[Dataset records]
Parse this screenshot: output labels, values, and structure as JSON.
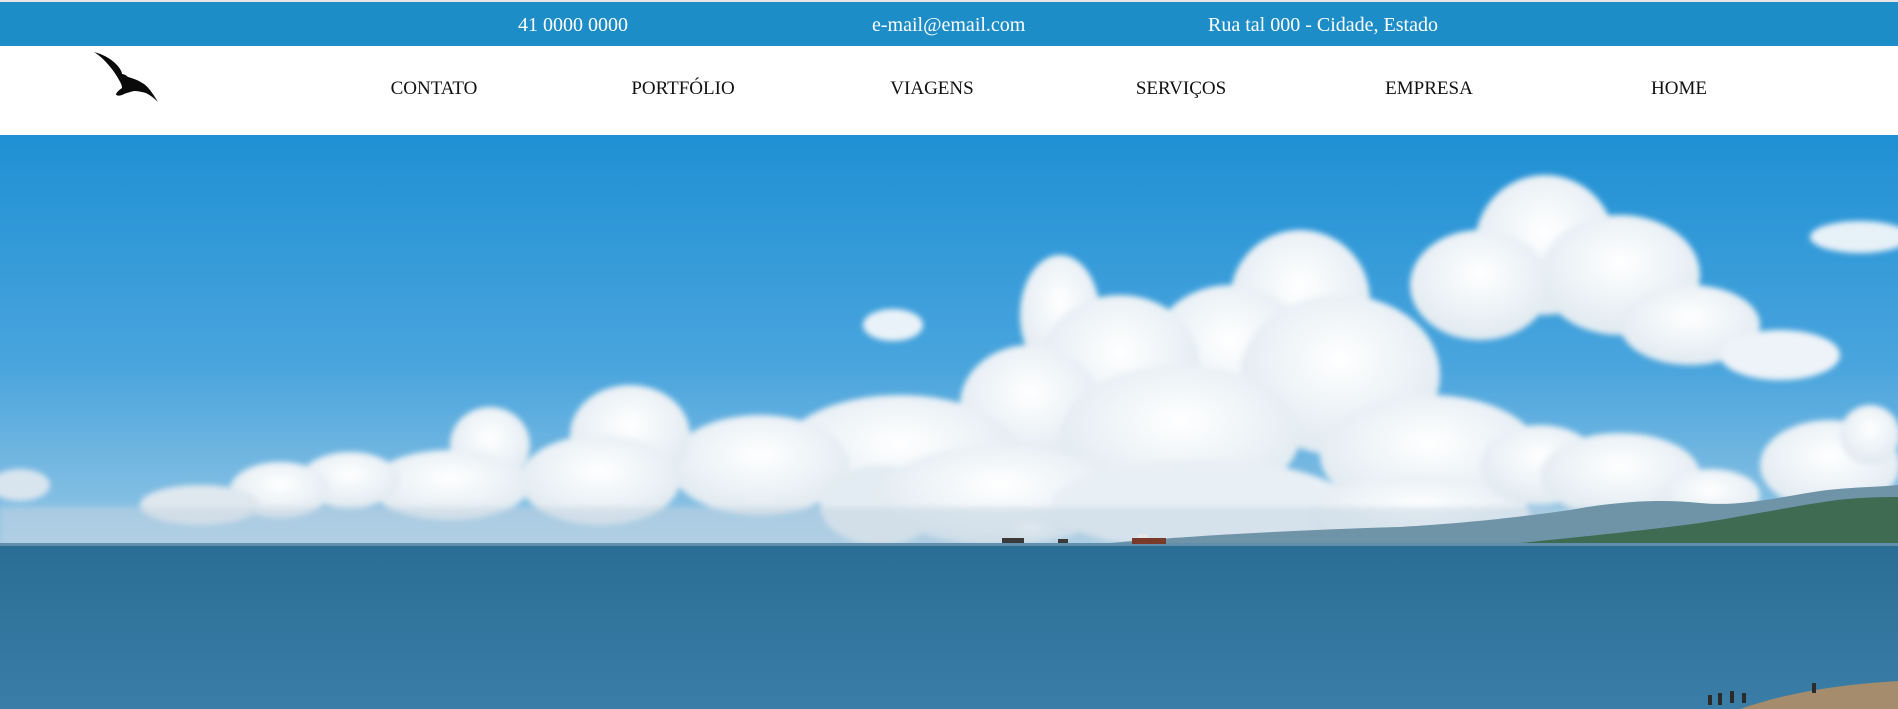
{
  "topbar": {
    "phone": "41 0000 0000",
    "email": "e-mail@email.com",
    "address": "Rua tal 000 - Cidade, Estado",
    "background": "#1d8dc8"
  },
  "logo": {
    "icon": "bird-icon"
  },
  "nav": {
    "items": [
      {
        "label": "CONTATO"
      },
      {
        "label": "PORTFÓLIO"
      },
      {
        "label": "VIAGENS"
      },
      {
        "label": "SERVIÇOS"
      },
      {
        "label": "EMPRESA"
      },
      {
        "label": "HOME"
      }
    ]
  },
  "hero": {
    "image": "sky-clouds-sea-photo",
    "sky_color": "#2f98d6",
    "sea_color": "#2f6f95"
  }
}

* _Problem description_:
Without the pictures, repeat the listing above exactly.

* _Complete output_:
Parse this screenshot: output labels, values, and structure as JSON.
{
  "topbar": {
    "phone": "41 0000 0000",
    "email": "e-mail@email.com",
    "address": "Rua tal 000 - Cidade, Estado",
    "background": "#1d8dc8"
  },
  "logo": {
    "icon": "bird-icon"
  },
  "nav": {
    "items": [
      {
        "label": "CONTATO"
      },
      {
        "label": "PORTFÓLIO"
      },
      {
        "label": "VIAGENS"
      },
      {
        "label": "SERVIÇOS"
      },
      {
        "label": "EMPRESA"
      },
      {
        "label": "HOME"
      }
    ]
  },
  "hero": {
    "image": "sky-clouds-sea-photo",
    "sky_color": "#2f98d6",
    "sea_color": "#2f6f95"
  }
}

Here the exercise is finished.